Requirements: Copy out each line containing "Most" from the entries below.

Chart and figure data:
-- Start --
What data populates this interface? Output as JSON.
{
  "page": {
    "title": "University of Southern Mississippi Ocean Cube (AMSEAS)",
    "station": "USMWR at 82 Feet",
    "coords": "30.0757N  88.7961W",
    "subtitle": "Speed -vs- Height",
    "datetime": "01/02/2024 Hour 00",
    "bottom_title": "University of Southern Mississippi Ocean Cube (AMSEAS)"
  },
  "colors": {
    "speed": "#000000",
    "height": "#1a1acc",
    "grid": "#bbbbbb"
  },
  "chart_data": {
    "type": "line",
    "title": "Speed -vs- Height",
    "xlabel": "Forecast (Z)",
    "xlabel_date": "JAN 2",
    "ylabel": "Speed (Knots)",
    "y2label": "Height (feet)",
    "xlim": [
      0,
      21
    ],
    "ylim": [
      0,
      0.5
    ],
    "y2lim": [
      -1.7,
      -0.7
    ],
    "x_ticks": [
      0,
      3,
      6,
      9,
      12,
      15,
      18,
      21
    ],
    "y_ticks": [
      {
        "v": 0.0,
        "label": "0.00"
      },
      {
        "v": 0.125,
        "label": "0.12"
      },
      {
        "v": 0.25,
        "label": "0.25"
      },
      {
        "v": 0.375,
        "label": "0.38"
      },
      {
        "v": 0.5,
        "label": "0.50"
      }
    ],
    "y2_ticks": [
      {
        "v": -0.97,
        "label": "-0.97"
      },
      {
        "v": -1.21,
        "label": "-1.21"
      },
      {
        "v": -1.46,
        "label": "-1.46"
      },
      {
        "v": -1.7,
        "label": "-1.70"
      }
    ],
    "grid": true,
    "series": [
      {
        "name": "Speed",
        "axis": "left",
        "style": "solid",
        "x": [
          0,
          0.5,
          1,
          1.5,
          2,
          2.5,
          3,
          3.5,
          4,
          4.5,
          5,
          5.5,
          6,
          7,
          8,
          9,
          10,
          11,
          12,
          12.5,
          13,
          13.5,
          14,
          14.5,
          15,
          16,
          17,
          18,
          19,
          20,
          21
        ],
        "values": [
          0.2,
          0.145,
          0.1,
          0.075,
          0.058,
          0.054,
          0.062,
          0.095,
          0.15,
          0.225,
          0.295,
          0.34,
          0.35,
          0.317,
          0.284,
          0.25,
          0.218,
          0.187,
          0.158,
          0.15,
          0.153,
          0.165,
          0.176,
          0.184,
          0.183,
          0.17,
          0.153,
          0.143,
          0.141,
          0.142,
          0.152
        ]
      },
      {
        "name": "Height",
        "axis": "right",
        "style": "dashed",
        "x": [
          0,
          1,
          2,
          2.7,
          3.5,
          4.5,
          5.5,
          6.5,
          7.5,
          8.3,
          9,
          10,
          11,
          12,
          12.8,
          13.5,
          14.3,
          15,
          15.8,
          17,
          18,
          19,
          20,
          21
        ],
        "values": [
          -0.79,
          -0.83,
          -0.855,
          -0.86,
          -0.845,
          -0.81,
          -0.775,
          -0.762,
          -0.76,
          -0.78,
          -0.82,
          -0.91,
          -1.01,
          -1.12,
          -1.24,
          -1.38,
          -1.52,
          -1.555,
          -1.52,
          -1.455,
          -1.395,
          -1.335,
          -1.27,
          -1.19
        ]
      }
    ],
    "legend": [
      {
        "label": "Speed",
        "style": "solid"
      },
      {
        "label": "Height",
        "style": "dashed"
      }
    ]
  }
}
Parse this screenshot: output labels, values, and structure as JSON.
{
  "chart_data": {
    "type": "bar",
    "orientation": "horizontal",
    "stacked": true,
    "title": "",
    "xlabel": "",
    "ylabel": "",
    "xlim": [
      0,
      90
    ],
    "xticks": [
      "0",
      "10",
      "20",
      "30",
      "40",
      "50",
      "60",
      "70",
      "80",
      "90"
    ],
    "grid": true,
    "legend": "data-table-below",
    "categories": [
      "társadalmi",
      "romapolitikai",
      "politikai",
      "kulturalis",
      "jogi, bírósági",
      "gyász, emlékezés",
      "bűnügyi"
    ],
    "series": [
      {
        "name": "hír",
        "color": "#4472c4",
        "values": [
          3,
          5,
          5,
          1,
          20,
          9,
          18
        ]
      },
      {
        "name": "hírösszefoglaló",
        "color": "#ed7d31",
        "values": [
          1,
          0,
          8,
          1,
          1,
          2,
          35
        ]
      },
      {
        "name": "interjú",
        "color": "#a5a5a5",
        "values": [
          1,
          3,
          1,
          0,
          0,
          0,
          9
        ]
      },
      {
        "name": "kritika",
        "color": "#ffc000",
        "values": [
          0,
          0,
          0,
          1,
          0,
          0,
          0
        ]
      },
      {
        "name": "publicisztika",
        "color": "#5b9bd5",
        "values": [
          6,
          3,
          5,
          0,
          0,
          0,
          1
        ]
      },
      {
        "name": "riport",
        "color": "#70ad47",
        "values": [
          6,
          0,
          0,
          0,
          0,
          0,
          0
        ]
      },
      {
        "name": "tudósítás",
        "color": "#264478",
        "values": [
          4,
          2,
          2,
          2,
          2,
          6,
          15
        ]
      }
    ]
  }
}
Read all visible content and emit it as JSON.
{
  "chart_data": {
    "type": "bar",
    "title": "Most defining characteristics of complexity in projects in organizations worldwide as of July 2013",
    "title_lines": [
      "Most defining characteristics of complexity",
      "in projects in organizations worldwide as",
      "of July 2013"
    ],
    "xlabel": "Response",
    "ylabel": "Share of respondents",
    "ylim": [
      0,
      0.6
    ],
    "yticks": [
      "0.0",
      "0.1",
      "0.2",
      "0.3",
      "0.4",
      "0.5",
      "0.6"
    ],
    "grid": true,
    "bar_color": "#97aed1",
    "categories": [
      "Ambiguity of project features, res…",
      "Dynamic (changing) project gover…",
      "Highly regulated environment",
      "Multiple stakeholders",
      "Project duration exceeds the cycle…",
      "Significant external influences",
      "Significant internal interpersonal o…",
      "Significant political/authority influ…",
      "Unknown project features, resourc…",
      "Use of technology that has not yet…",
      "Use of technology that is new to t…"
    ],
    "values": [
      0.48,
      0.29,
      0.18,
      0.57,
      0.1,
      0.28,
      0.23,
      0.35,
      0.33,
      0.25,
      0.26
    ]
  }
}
-- End --
Task result:
    "title": "Most defining characteristics of complexity in projects in organizations worldwide as of July 2013",
      "Most defining characteristics of complexity",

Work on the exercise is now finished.